---- Record excerpts
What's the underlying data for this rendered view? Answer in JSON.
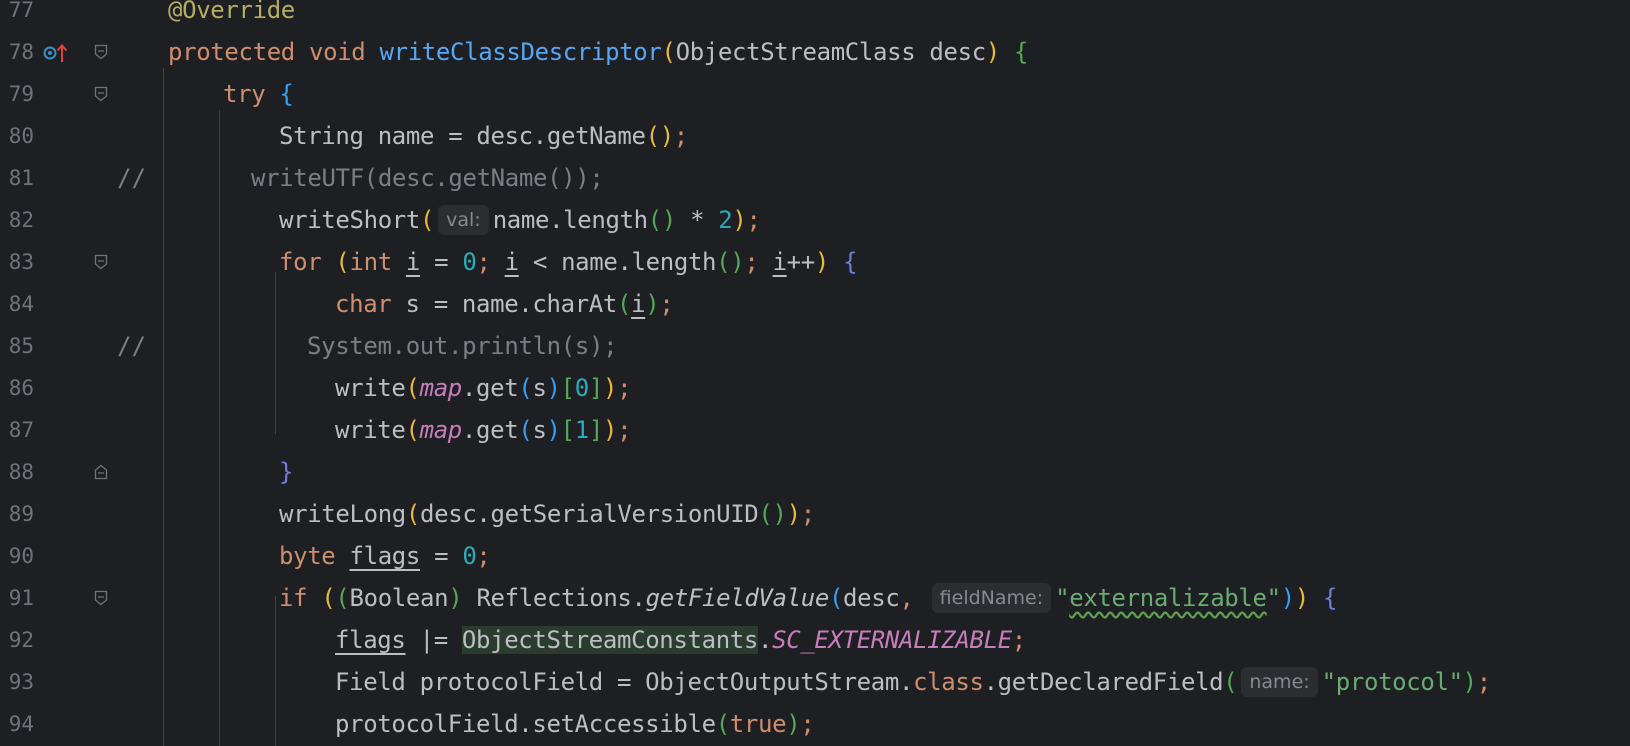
{
  "editor": {
    "lines": [
      {
        "num": "77",
        "tokens": [
          {
            "t": "@Override",
            "c": "ann"
          }
        ]
      },
      {
        "num": "78",
        "tokens": [
          {
            "t": "protected void ",
            "c": "kw"
          },
          {
            "t": "writeClassDescriptor",
            "c": "fn"
          },
          {
            "t": "(",
            "c": "b1"
          },
          {
            "t": "ObjectStreamClass desc",
            "c": "txt"
          },
          {
            "t": ")",
            "c": "b1"
          },
          {
            "t": " {",
            "c": "b2"
          }
        ]
      },
      {
        "num": "79",
        "tokens": [
          {
            "t": "try ",
            "c": "kw"
          },
          {
            "t": "{",
            "c": "b3"
          }
        ]
      },
      {
        "num": "80",
        "tokens": [
          {
            "t": "String name = desc.getName",
            "c": "txt"
          },
          {
            "t": "()",
            "c": "b1"
          },
          {
            "t": ";",
            "c": "kw"
          }
        ]
      },
      {
        "num": "81",
        "comment_prefix": "//",
        "tokens": [
          {
            "t": "writeUTF(desc.getName());",
            "c": "cmt"
          }
        ]
      },
      {
        "num": "82",
        "tokens": [
          {
            "t": "writeShort",
            "c": "txt"
          },
          {
            "t": "(",
            "c": "b1"
          },
          {
            "hint": "val:"
          },
          {
            "t": "name.length",
            "c": "txt"
          },
          {
            "t": "()",
            "c": "b2"
          },
          {
            "t": " * ",
            "c": "txt"
          },
          {
            "t": "2",
            "c": "num"
          },
          {
            "t": ")",
            "c": "b1"
          },
          {
            "t": ";",
            "c": "kw"
          }
        ]
      },
      {
        "num": "83",
        "tokens": [
          {
            "t": "for ",
            "c": "kw"
          },
          {
            "t": "(",
            "c": "b1"
          },
          {
            "t": "int ",
            "c": "kw"
          },
          {
            "t": "i",
            "c": "txt",
            "u": true
          },
          {
            "t": " = ",
            "c": "txt"
          },
          {
            "t": "0",
            "c": "num"
          },
          {
            "t": "; ",
            "c": "kw"
          },
          {
            "t": "i",
            "c": "txt",
            "u": true
          },
          {
            "t": " < name.length",
            "c": "txt"
          },
          {
            "t": "()",
            "c": "b2"
          },
          {
            "t": "; ",
            "c": "kw"
          },
          {
            "t": "i",
            "c": "txt",
            "u": true
          },
          {
            "t": "++",
            "c": "txt"
          },
          {
            "t": ")",
            "c": "b1"
          },
          {
            "t": " {",
            "c": "b4"
          }
        ]
      },
      {
        "num": "84",
        "tokens": [
          {
            "t": "char ",
            "c": "kw"
          },
          {
            "t": "s = name.charAt",
            "c": "txt"
          },
          {
            "t": "(",
            "c": "b2"
          },
          {
            "t": "i",
            "c": "txt",
            "u": true
          },
          {
            "t": ")",
            "c": "b2"
          },
          {
            "t": ";",
            "c": "kw"
          }
        ]
      },
      {
        "num": "85",
        "comment_prefix": "//",
        "tokens": [
          {
            "t": "System.out.println(s);",
            "c": "cmt"
          }
        ]
      },
      {
        "num": "86",
        "tokens": [
          {
            "t": "write",
            "c": "txt"
          },
          {
            "t": "(",
            "c": "b1"
          },
          {
            "t": "map",
            "c": "field"
          },
          {
            "t": ".get",
            "c": "txt"
          },
          {
            "t": "(",
            "c": "b3"
          },
          {
            "t": "s",
            "c": "txt"
          },
          {
            "t": ")",
            "c": "b3"
          },
          {
            "t": "[",
            "c": "b2"
          },
          {
            "t": "0",
            "c": "num"
          },
          {
            "t": "]",
            "c": "b2"
          },
          {
            "t": ")",
            "c": "b1"
          },
          {
            "t": ";",
            "c": "kw"
          }
        ]
      },
      {
        "num": "87",
        "tokens": [
          {
            "t": "write",
            "c": "txt"
          },
          {
            "t": "(",
            "c": "b1"
          },
          {
            "t": "map",
            "c": "field"
          },
          {
            "t": ".get",
            "c": "txt"
          },
          {
            "t": "(",
            "c": "b3"
          },
          {
            "t": "s",
            "c": "txt"
          },
          {
            "t": ")",
            "c": "b3"
          },
          {
            "t": "[",
            "c": "b2"
          },
          {
            "t": "1",
            "c": "num"
          },
          {
            "t": "]",
            "c": "b2"
          },
          {
            "t": ")",
            "c": "b1"
          },
          {
            "t": ";",
            "c": "kw"
          }
        ]
      },
      {
        "num": "88",
        "tokens": [
          {
            "t": "}",
            "c": "b4"
          }
        ]
      },
      {
        "num": "89",
        "tokens": [
          {
            "t": "writeLong",
            "c": "txt"
          },
          {
            "t": "(",
            "c": "b1"
          },
          {
            "t": "desc.getSerialVersionUID",
            "c": "txt"
          },
          {
            "t": "()",
            "c": "b2"
          },
          {
            "t": ")",
            "c": "b1"
          },
          {
            "t": ";",
            "c": "kw"
          }
        ]
      },
      {
        "num": "90",
        "tokens": [
          {
            "t": "byte ",
            "c": "kw"
          },
          {
            "t": "flags",
            "c": "txt",
            "u": true
          },
          {
            "t": " = ",
            "c": "txt"
          },
          {
            "t": "0",
            "c": "num"
          },
          {
            "t": ";",
            "c": "kw"
          }
        ]
      },
      {
        "num": "91",
        "tokens": [
          {
            "t": "if ",
            "c": "kw"
          },
          {
            "t": "(",
            "c": "b1"
          },
          {
            "t": "(",
            "c": "b2"
          },
          {
            "t": "Boolean",
            "c": "txt"
          },
          {
            "t": ")",
            "c": "b2"
          },
          {
            "t": " Reflections.",
            "c": "txt"
          },
          {
            "t": "getFieldValue",
            "c": "txt",
            "i": true
          },
          {
            "t": "(",
            "c": "b3"
          },
          {
            "t": "desc",
            "c": "txt"
          },
          {
            "t": ", ",
            "c": "kw"
          },
          {
            "hint": "fieldName:"
          },
          {
            "t": "\"",
            "c": "str"
          },
          {
            "t": "externalizable",
            "c": "str",
            "wavy": true
          },
          {
            "t": "\"",
            "c": "str"
          },
          {
            "t": ")",
            "c": "b3"
          },
          {
            "t": ")",
            "c": "b1"
          },
          {
            "t": " {",
            "c": "b4"
          }
        ]
      },
      {
        "num": "92",
        "tokens": [
          {
            "t": "flags",
            "c": "txt",
            "u": true
          },
          {
            "t": " |= ",
            "c": "txt"
          },
          {
            "t": "ObjectStreamConstants",
            "c": "txt",
            "hl": true
          },
          {
            "t": ".",
            "c": "txt"
          },
          {
            "t": "SC_EXTERNALIZABLE",
            "c": "field"
          },
          {
            "t": ";",
            "c": "kw"
          }
        ]
      },
      {
        "num": "93",
        "tokens": [
          {
            "t": "Field protocolField = ObjectOutputStream.",
            "c": "txt"
          },
          {
            "t": "class",
            "c": "kw"
          },
          {
            "t": ".getDeclaredField",
            "c": "txt"
          },
          {
            "t": "(",
            "c": "b2"
          },
          {
            "hint": "name:"
          },
          {
            "t": "\"protocol\"",
            "c": "str"
          },
          {
            "t": ")",
            "c": "b2"
          },
          {
            "t": ";",
            "c": "kw"
          }
        ]
      },
      {
        "num": "94",
        "tokens": [
          {
            "t": "protocolField.setAccessible",
            "c": "txt"
          },
          {
            "t": "(",
            "c": "b2"
          },
          {
            "t": "true",
            "c": "kw"
          },
          {
            "t": ")",
            "c": "b2"
          },
          {
            "t": ";",
            "c": "kw"
          }
        ]
      }
    ]
  }
}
--------
=== Set exercise ===
Each record must be quoted in full and exactly. Do not include the pictures.

=== Answer in full ===
What's the underlying data for this rendered view? Answer in JSON.
{
  "editor": {
    "lines": [
      {
        "num": "77",
        "tokens": [
          {
            "t": "@Override",
            "c": "ann"
          }
        ]
      },
      {
        "num": "78",
        "tokens": [
          {
            "t": "protected void ",
            "c": "kw"
          },
          {
            "t": "writeClassDescriptor",
            "c": "fn"
          },
          {
            "t": "(",
            "c": "b1"
          },
          {
            "t": "ObjectStreamClass desc",
            "c": "txt"
          },
          {
            "t": ")",
            "c": "b1"
          },
          {
            "t": " {",
            "c": "b2"
          }
        ]
      },
      {
        "num": "79",
        "tokens": [
          {
            "t": "try ",
            "c": "kw"
          },
          {
            "t": "{",
            "c": "b3"
          }
        ]
      },
      {
        "num": "80",
        "tokens": [
          {
            "t": "String name = desc.getName",
            "c": "txt"
          },
          {
            "t": "()",
            "c": "b1"
          },
          {
            "t": ";",
            "c": "kw"
          }
        ]
      },
      {
        "num": "81",
        "comment_prefix": "//",
        "tokens": [
          {
            "t": "writeUTF(desc.getName());",
            "c": "cmt"
          }
        ]
      },
      {
        "num": "82",
        "tokens": [
          {
            "t": "writeShort",
            "c": "txt"
          },
          {
            "t": "(",
            "c": "b1"
          },
          {
            "hint": "val:"
          },
          {
            "t": "name.length",
            "c": "txt"
          },
          {
            "t": "()",
            "c": "b2"
          },
          {
            "t": " * ",
            "c": "txt"
          },
          {
            "t": "2",
            "c": "num"
          },
          {
            "t": ")",
            "c": "b1"
          },
          {
            "t": ";",
            "c": "kw"
          }
        ]
      },
      {
        "num": "83",
        "tokens": [
          {
            "t": "for ",
            "c": "kw"
          },
          {
            "t": "(",
            "c": "b1"
          },
          {
            "t": "int ",
            "c": "kw"
          },
          {
            "t": "i",
            "c": "txt",
            "u": true
          },
          {
            "t": " = ",
            "c": "txt"
          },
          {
            "t": "0",
            "c": "num"
          },
          {
            "t": "; ",
            "c": "kw"
          },
          {
            "t": "i",
            "c": "txt",
            "u": true
          },
          {
            "t": " < name.length",
            "c": "txt"
          },
          {
            "t": "()",
            "c": "b2"
          },
          {
            "t": "; ",
            "c": "kw"
          },
          {
            "t": "i",
            "c": "txt",
            "u": true
          },
          {
            "t": "++",
            "c": "txt"
          },
          {
            "t": ")",
            "c": "b1"
          },
          {
            "t": " {",
            "c": "b4"
          }
        ]
      },
      {
        "num": "84",
        "tokens": [
          {
            "t": "char ",
            "c": "kw"
          },
          {
            "t": "s = name.charAt",
            "c": "txt"
          },
          {
            "t": "(",
            "c": "b2"
          },
          {
            "t": "i",
            "c": "txt",
            "u": true
          },
          {
            "t": ")",
            "c": "b2"
          },
          {
            "t": ";",
            "c": "kw"
          }
        ]
      },
      {
        "num": "85",
        "comment_prefix": "//",
        "tokens": [
          {
            "t": "System.out.println(s);",
            "c": "cmt"
          }
        ]
      },
      {
        "num": "86",
        "tokens": [
          {
            "t": "write",
            "c": "txt"
          },
          {
            "t": "(",
            "c": "b1"
          },
          {
            "t": "map",
            "c": "field"
          },
          {
            "t": ".get",
            "c": "txt"
          },
          {
            "t": "(",
            "c": "b3"
          },
          {
            "t": "s",
            "c": "txt"
          },
          {
            "t": ")",
            "c": "b3"
          },
          {
            "t": "[",
            "c": "b2"
          },
          {
            "t": "0",
            "c": "num"
          },
          {
            "t": "]",
            "c": "b2"
          },
          {
            "t": ")",
            "c": "b1"
          },
          {
            "t": ";",
            "c": "kw"
          }
        ]
      },
      {
        "num": "87",
        "tokens": [
          {
            "t": "write",
            "c": "txt"
          },
          {
            "t": "(",
            "c": "b1"
          },
          {
            "t": "map",
            "c": "field"
          },
          {
            "t": ".get",
            "c": "txt"
          },
          {
            "t": "(",
            "c": "b3"
          },
          {
            "t": "s",
            "c": "txt"
          },
          {
            "t": ")",
            "c": "b3"
          },
          {
            "t": "[",
            "c": "b2"
          },
          {
            "t": "1",
            "c": "num"
          },
          {
            "t": "]",
            "c": "b2"
          },
          {
            "t": ")",
            "c": "b1"
          },
          {
            "t": ";",
            "c": "kw"
          }
        ]
      },
      {
        "num": "88",
        "tokens": [
          {
            "t": "}",
            "c": "b4"
          }
        ]
      },
      {
        "num": "89",
        "tokens": [
          {
            "t": "writeLong",
            "c": "txt"
          },
          {
            "t": "(",
            "c": "b1"
          },
          {
            "t": "desc.getSerialVersionUID",
            "c": "txt"
          },
          {
            "t": "()",
            "c": "b2"
          },
          {
            "t": ")",
            "c": "b1"
          },
          {
            "t": ";",
            "c": "kw"
          }
        ]
      },
      {
        "num": "90",
        "tokens": [
          {
            "t": "byte ",
            "c": "kw"
          },
          {
            "t": "flags",
            "c": "txt",
            "u": true
          },
          {
            "t": " = ",
            "c": "txt"
          },
          {
            "t": "0",
            "c": "num"
          },
          {
            "t": ";",
            "c": "kw"
          }
        ]
      },
      {
        "num": "91",
        "tokens": [
          {
            "t": "if ",
            "c": "kw"
          },
          {
            "t": "(",
            "c": "b1"
          },
          {
            "t": "(",
            "c": "b2"
          },
          {
            "t": "Boolean",
            "c": "txt"
          },
          {
            "t": ")",
            "c": "b2"
          },
          {
            "t": " Reflections.",
            "c": "txt"
          },
          {
            "t": "getFieldValue",
            "c": "txt",
            "i": true
          },
          {
            "t": "(",
            "c": "b3"
          },
          {
            "t": "desc",
            "c": "txt"
          },
          {
            "t": ", ",
            "c": "kw"
          },
          {
            "hint": "fieldName:"
          },
          {
            "t": "\"",
            "c": "str"
          },
          {
            "t": "externalizable",
            "c": "str",
            "wavy": true
          },
          {
            "t": "\"",
            "c": "str"
          },
          {
            "t": ")",
            "c": "b3"
          },
          {
            "t": ")",
            "c": "b1"
          },
          {
            "t": " {",
            "c": "b4"
          }
        ]
      },
      {
        "num": "92",
        "tokens": [
          {
            "t": "flags",
            "c": "txt",
            "u": true
          },
          {
            "t": " |= ",
            "c": "txt"
          },
          {
            "t": "ObjectStreamConstants",
            "c": "txt",
            "hl": true
          },
          {
            "t": ".",
            "c": "txt"
          },
          {
            "t": "SC_EXTERNALIZABLE",
            "c": "field"
          },
          {
            "t": ";",
            "c": "kw"
          }
        ]
      },
      {
        "num": "93",
        "tokens": [
          {
            "t": "Field protocolField = ObjectOutputStream.",
            "c": "txt"
          },
          {
            "t": "class",
            "c": "kw"
          },
          {
            "t": ".getDeclaredField",
            "c": "txt"
          },
          {
            "t": "(",
            "c": "b2"
          },
          {
            "hint": "name:"
          },
          {
            "t": "\"protocol\"",
            "c": "str"
          },
          {
            "t": ")",
            "c": "b2"
          },
          {
            "t": ";",
            "c": "kw"
          }
        ]
      },
      {
        "num": "94",
        "tokens": [
          {
            "t": "protocolField.setAccessible",
            "c": "txt"
          },
          {
            "t": "(",
            "c": "b2"
          },
          {
            "t": "true",
            "c": "kw"
          },
          {
            "t": ")",
            "c": "b2"
          },
          {
            "t": ";",
            "c": "kw"
          }
        ]
      }
    ]
  }
}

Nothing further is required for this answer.